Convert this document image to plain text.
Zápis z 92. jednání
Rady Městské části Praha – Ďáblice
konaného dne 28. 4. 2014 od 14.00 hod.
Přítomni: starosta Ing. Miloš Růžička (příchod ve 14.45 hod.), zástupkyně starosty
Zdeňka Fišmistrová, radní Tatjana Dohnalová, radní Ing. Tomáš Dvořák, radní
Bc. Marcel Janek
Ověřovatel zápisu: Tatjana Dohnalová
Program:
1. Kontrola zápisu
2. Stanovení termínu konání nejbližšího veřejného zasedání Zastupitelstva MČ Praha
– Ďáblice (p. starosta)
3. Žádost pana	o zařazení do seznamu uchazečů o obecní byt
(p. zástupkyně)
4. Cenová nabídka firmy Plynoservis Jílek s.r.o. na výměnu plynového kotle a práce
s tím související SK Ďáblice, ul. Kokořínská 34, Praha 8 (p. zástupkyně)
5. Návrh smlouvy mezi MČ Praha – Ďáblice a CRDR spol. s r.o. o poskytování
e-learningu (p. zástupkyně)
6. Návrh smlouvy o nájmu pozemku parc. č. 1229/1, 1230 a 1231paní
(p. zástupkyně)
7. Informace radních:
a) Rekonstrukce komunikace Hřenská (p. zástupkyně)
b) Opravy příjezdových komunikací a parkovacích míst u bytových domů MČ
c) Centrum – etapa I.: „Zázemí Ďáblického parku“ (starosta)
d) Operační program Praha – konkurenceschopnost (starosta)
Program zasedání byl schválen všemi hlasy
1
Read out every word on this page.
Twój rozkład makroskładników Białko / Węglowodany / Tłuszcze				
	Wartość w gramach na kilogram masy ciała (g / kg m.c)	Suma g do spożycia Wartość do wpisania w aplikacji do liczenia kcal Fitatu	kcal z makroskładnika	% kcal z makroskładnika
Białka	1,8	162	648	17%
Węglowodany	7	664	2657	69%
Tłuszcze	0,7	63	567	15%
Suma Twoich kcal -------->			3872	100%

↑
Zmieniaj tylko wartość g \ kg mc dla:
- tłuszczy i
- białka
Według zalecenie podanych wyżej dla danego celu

--

=== Instruction ===
Output the line containing "Read out every word on this page." and all lines after it to the end of the records, exactly as given.

=== Final result ===
Read out every word on this page.
Twój rozkład makroskładników Białko / Węglowodany / Tłuszcze				
	Wartość w gramach na kilogram masy ciała (g / kg m.c)	Suma g do spożycia Wartość do wpisania w aplikacji do liczenia kcal Fitatu	kcal z makroskładnika	% kcal z makroskładnika
Białka	1,8	162	648	17%
Węglowodany	7	664	2657	69%
Tłuszcze	0,7	63	567	15%
Suma Twoich kcal -------->			3872	100%

↑
Zmieniaj tylko wartość g \ kg mc dla:
- tłuszczy i
- białka
Według zalecenie podanych wyżej dla danego celu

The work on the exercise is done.